━━━━━ RECORDS PROVIDED

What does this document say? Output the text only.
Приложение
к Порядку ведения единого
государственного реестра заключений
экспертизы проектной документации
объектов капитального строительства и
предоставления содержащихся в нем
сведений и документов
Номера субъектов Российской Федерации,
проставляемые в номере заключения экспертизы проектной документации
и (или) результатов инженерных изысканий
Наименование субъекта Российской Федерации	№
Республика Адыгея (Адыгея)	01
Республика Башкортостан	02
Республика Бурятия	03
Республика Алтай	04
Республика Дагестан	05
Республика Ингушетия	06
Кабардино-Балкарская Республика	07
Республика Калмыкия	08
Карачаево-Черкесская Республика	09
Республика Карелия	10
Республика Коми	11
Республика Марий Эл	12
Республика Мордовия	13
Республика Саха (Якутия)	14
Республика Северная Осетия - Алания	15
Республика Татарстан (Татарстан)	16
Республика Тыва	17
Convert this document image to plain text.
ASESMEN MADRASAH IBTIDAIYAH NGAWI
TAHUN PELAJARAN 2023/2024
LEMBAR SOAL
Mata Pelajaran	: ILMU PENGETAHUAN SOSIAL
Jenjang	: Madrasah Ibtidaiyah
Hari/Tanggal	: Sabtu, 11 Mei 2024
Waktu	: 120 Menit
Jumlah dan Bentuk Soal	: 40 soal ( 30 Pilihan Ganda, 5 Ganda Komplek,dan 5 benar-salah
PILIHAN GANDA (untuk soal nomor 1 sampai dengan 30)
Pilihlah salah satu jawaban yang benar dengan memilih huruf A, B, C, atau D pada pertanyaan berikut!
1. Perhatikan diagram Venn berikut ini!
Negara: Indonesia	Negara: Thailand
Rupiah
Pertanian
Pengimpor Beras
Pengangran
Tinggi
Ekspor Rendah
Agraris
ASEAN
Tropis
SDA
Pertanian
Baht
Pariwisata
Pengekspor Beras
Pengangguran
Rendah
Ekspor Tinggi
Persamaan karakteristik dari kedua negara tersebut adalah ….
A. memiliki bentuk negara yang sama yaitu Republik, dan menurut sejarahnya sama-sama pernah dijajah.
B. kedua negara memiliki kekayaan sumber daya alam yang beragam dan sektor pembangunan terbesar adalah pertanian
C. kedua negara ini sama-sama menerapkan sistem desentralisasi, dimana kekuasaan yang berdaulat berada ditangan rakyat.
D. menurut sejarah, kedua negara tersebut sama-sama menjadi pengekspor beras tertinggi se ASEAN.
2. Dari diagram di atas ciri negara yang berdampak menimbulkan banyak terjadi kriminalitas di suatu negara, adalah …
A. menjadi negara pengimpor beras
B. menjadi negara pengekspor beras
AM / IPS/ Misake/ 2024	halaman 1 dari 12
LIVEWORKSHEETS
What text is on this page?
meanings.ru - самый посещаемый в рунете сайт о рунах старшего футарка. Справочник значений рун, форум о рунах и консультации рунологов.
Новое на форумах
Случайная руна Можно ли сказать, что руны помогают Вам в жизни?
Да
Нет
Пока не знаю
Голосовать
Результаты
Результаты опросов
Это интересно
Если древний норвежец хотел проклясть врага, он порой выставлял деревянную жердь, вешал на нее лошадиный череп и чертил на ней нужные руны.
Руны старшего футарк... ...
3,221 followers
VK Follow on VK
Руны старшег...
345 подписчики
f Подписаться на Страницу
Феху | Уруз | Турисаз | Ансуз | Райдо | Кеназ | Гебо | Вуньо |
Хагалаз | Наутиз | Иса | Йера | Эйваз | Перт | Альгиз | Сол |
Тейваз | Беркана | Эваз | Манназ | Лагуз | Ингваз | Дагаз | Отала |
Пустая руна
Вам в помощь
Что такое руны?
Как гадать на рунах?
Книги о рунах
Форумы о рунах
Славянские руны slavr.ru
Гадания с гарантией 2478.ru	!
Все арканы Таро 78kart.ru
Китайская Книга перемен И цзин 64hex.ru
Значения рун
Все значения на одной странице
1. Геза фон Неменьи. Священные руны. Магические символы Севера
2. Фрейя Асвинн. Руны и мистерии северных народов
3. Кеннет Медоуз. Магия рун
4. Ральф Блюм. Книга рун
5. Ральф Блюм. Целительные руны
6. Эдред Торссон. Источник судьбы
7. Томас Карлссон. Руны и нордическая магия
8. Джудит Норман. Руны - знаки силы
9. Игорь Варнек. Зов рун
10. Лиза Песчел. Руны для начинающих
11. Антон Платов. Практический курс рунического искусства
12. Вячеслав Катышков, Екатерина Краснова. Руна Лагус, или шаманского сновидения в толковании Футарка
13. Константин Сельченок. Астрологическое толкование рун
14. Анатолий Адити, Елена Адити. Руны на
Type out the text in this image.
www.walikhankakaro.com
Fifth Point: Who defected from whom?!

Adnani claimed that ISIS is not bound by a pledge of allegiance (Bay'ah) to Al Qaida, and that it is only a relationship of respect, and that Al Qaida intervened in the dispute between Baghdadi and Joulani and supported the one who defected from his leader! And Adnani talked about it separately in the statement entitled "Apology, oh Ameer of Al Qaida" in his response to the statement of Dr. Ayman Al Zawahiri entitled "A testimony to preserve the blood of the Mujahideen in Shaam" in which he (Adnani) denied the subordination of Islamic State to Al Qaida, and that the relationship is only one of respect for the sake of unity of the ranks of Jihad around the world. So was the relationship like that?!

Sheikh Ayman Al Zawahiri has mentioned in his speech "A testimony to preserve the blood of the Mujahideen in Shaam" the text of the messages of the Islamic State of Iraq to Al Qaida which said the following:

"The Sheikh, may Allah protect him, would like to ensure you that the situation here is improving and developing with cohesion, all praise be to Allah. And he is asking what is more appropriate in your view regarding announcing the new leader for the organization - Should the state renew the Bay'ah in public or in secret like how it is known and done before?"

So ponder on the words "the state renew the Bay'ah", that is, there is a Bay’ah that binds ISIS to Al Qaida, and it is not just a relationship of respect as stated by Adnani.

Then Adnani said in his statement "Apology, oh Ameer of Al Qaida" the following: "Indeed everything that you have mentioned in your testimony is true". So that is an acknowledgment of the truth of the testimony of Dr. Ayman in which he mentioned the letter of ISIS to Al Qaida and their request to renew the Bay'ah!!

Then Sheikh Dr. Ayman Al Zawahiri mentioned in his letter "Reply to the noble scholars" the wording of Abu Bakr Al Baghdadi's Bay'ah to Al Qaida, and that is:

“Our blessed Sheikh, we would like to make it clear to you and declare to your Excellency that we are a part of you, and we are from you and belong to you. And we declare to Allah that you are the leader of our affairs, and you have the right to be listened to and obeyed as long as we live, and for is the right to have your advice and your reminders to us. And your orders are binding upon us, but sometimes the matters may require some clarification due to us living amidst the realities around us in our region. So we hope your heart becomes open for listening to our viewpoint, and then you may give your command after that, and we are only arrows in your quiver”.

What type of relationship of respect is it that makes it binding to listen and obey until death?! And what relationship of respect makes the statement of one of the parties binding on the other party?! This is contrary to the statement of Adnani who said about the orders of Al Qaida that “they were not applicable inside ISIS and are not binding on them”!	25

━━━━━━━━━━

• [SET EXERCISE] Give back all the records exactly as they stand.

• [TASK OUTPUT]
What does this document say? Output the text only.
Приложение
к Порядку ведения единого
государственного реестра заключений
экспертизы проектной документации
объектов капитального строительства и
предоставления содержащихся в нем
сведений и документов
Номера субъектов Российской Федерации,
проставляемые в номере заключения экспертизы проектной документации
и (или) результатов инженерных изысканий
Наименование субъекта Российской Федерации	№
Республика Адыгея (Адыгея)	01
Республика Башкортостан	02
Республика Бурятия	03
Республика Алтай	04
Республика Дагестан	05
Республика Ингушетия	06
Кабардино-Балкарская Республика	07
Республика Калмыкия	08
Карачаево-Черкесская Республика	09
Республика Карелия	10
Республика Коми	11
Республика Марий Эл	12
Республика Мордовия	13
Республика Саха (Якутия)	14
Республика Северная Осетия - Алания	15
Республика Татарстан (Татарстан)	16
Республика Тыва	17
Convert this document image to plain text.
ASESMEN MADRASAH IBTIDAIYAH NGAWI
TAHUN PELAJARAN 2023/2024
LEMBAR SOAL
Mata Pelajaran	: ILMU PENGETAHUAN SOSIAL
Jenjang	: Madrasah Ibtidaiyah
Hari/Tanggal	: Sabtu, 11 Mei 2024
Waktu	: 120 Menit
Jumlah dan Bentuk Soal	: 40 soal ( 30 Pilihan Ganda, 5 Ganda Komplek,dan 5 benar-salah
PILIHAN GANDA (untuk soal nomor 1 sampai dengan 30)
Pilihlah salah satu jawaban yang benar dengan memilih huruf A, B, C, atau D pada pertanyaan berikut!
1. Perhatikan diagram Venn berikut ini!
Negara: Indonesia	Negara: Thailand
Rupiah
Pertanian
Pengimpor Beras
Pengangran
Tinggi
Ekspor Rendah
Agraris
ASEAN
Tropis
SDA
Pertanian
Baht
Pariwisata
Pengekspor Beras
Pengangguran
Rendah
Ekspor Tinggi
Persamaan karakteristik dari kedua negara tersebut adalah ….
A. memiliki bentuk negara yang sama yaitu Republik, dan menurut sejarahnya sama-sama pernah dijajah.
B. kedua negara memiliki kekayaan sumber daya alam yang beragam dan sektor pembangunan terbesar adalah pertanian
C. kedua negara ini sama-sama menerapkan sistem desentralisasi, dimana kekuasaan yang berdaulat berada ditangan rakyat.
D. menurut sejarah, kedua negara tersebut sama-sama menjadi pengekspor beras tertinggi se ASEAN.
2. Dari diagram di atas ciri negara yang berdampak menimbulkan banyak terjadi kriminalitas di suatu negara, adalah …
A. menjadi negara pengimpor beras
B. menjadi negara pengekspor beras
AM / IPS/ Misake/ 2024	halaman 1 dari 12
LIVEWORKSHEETS
What text is on this page?
meanings.ru - самый посещаемый в рунете сайт о рунах старшего футарка. Справочник значений рун, форум о рунах и консультации рунологов.
Новое на форумах
Случайная руна Можно ли сказать, что руны помогают Вам в жизни?
Да
Нет
Пока не знаю
Голосовать
Результаты
Результаты опросов
Это интересно
Если древний норвежец хотел проклясть врага, он порой выставлял деревянную жердь, вешал на нее лошадиный череп и чертил на ней нужные руны.
Руны старшего футарк... ...
3,221 followers
VK Follow on VK
Руны старшег...
345 подписчики
f Подписаться на Страницу
Феху | Уруз | Турисаз | Ансуз | Райдо | Кеназ | Гебо | Вуньо |
Хагалаз | Наутиз | Иса | Йера | Эйваз | Перт | Альгиз | Сол |
Тейваз | Беркана | Эваз | Манназ | Лагуз | Ингваз | Дагаз | Отала |
Пустая руна
Вам в помощь
Что такое руны?
Как гадать на рунах?
Книги о рунах
Форумы о рунах
Славянские руны slavr.ru
Гадания с гарантией 2478.ru	!
Все арканы Таро 78kart.ru
Китайская Книга перемен И цзин 64hex.ru
Значения рун
Все значения на одной странице
1. Геза фон Неменьи. Священные руны. Магические символы Севера
2. Фрейя Асвинн. Руны и мистерии северных народов
3. Кеннет Медоуз. Магия рун
4. Ральф Блюм. Книга рун
5. Ральф Блюм. Целительные руны
6. Эдред Торссон. Источник судьбы
7. Томас Карлссон. Руны и нордическая магия
8. Джудит Норман. Руны - знаки силы
9. Игорь Варнек. Зов рун
10. Лиза Песчел. Руны для начинающих
11. Антон Платов. Практический курс рунического искусства
12. Вячеслав Катышков, Екатерина Краснова. Руна Лагус, или шаманского сновидения в толковании Футарка
13. Константин Сельченок. Астрологическое толкование рун
14. Анатолий Адити, Елена Адити. Руны на
Type out the text in this image.
www.walikhankakaro.com
Fifth Point: Who defected from whom?!

Adnani claimed that ISIS is not bound by a pledge of allegiance (Bay'ah) to Al Qaida, and that it is only a relationship of respect, and that Al Qaida intervened in the dispute between Baghdadi and Joulani and supported the one who defected from his leader! And Adnani talked about it separately in the statement entitled "Apology, oh Ameer of Al Qaida" in his response to the statement of Dr. Ayman Al Zawahiri entitled "A testimony to preserve the blood of the Mujahideen in Shaam" in which he (Adnani) denied the subordination of Islamic State to Al Qaida, and that the relationship is only one of respect for the sake of unity of the ranks of Jihad around the world. So was the relationship like that?!

Sheikh Ayman Al Zawahiri has mentioned in his speech "A testimony to preserve the blood of the Mujahideen in Shaam" the text of the messages of the Islamic State of Iraq to Al Qaida which said the following:

"The Sheikh, may Allah protect him, would like to ensure you that the situation here is improving and developing with cohesion, all praise be to Allah. And he is asking what is more appropriate in your view regarding announcing the new leader for the organization - Should the state renew the Bay'ah in public or in secret like how it is known and done before?"

So ponder on the words "the state renew the Bay'ah", that is, there is a Bay’ah that binds ISIS to Al Qaida, and it is not just a relationship of respect as stated by Adnani.

Then Adnani said in his statement "Apology, oh Ameer of Al Qaida" the following: "Indeed everything that you have mentioned in your testimony is true". So that is an acknowledgment of the truth of the testimony of Dr. Ayman in which he mentioned the letter of ISIS to Al Qaida and their request to renew the Bay'ah!!

Then Sheikh Dr. Ayman Al Zawahiri mentioned in his letter "Reply to the noble scholars" the wording of Abu Bakr Al Baghdadi's Bay'ah to Al Qaida, and that is:

“Our blessed Sheikh, we would like to make it clear to you and declare to your Excellency that we are a part of you, and we are from you and belong to you. And we declare to Allah that you are the leader of our affairs, and you have the right to be listened to and obeyed as long as we live, and for is the right to have your advice and your reminders to us. And your orders are binding upon us, but sometimes the matters may require some clarification due to us living amidst the realities around us in our region. So we hope your heart becomes open for listening to our viewpoint, and then you may give your command after that, and we are only arrows in your quiver”.

What type of relationship of respect is it that makes it binding to listen and obey until death?! And what relationship of respect makes the statement of one of the parties binding on the other party?! This is contrary to the statement of Adnani who said about the orders of Al Qaida that “they were not applicable inside ISIS and are not binding on them”!	25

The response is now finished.